Saved entries:

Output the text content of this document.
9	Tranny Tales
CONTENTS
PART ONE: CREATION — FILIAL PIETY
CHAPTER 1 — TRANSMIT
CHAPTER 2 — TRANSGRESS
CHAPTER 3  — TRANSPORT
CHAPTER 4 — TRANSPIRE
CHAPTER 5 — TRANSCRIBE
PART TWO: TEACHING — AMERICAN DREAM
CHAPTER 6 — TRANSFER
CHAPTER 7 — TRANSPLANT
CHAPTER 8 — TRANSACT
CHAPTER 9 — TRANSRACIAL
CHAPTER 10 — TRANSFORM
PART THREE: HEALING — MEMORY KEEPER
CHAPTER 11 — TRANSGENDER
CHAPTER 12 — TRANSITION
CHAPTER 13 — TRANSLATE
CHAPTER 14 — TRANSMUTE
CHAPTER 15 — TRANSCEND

§ **What to do**
Take each line of the material that contains the word "PART" and list it.

§ **Task output**
PART ONE: CREATION — FILIAL PIETY
PART TWO: TEACHING — AMERICAN DREAM
PART THREE: HEALING — MEMORY KEEPER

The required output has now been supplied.